> _PROBLEM STATEMENT_: Output all of the data below exactly as given.
━━━━━━━━
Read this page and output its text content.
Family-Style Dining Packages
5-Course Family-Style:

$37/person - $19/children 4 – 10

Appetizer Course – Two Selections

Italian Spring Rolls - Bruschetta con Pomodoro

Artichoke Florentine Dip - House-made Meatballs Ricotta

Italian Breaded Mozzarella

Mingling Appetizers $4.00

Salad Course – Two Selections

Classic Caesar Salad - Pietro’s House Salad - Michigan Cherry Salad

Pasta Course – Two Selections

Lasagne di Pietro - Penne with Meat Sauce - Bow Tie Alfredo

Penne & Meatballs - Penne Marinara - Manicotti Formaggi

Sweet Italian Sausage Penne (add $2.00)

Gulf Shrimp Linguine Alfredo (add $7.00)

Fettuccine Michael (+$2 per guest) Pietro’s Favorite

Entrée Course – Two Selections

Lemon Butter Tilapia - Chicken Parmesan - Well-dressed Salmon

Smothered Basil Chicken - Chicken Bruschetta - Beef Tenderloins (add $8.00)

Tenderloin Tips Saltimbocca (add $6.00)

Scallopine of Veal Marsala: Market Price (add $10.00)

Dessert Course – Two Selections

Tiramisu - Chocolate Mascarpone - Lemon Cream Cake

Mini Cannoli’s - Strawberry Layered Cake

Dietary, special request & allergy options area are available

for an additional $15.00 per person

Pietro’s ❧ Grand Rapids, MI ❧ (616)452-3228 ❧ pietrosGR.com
━━━━━━━━
> _RESULT BELOW_:
Read this page and output its text content.
Family-Style Dining Packages
5-Course Family-Style:

$37/person - $19/children 4 – 10

Appetizer Course – Two Selections

Italian Spring Rolls - Bruschetta con Pomodoro

Artichoke Florentine Dip - House-made Meatballs Ricotta

Italian Breaded Mozzarella

Mingling Appetizers $4.00

Salad Course – Two Selections

Classic Caesar Salad - Pietro’s House Salad - Michigan Cherry Salad

Pasta Course – Two Selections

Lasagne di Pietro - Penne with Meat Sauce - Bow Tie Alfredo

Penne & Meatballs - Penne Marinara - Manicotti Formaggi

Sweet Italian Sausage Penne (add $2.00)

Gulf Shrimp Linguine Alfredo (add $7.00)

Fettuccine Michael (+$2 per guest) Pietro’s Favorite

Entrée Course – Two Selections

Lemon Butter Tilapia - Chicken Parmesan - Well-dressed Salmon

Smothered Basil Chicken - Chicken Bruschetta - Beef Tenderloins (add $8.00)

Tenderloin Tips Saltimbocca (add $6.00)

Scallopine of Veal Marsala: Market Price (add $10.00)

Dessert Course – Two Selections

Tiramisu - Chocolate Mascarpone - Lemon Cream Cake

Mini Cannoli’s - Strawberry Layered Cake

Dietary, special request & allergy options area are available

for an additional $15.00 per person

Pietro’s ❧ Grand Rapids, MI ❧ (616)452-3228 ❧ pietrosGR.com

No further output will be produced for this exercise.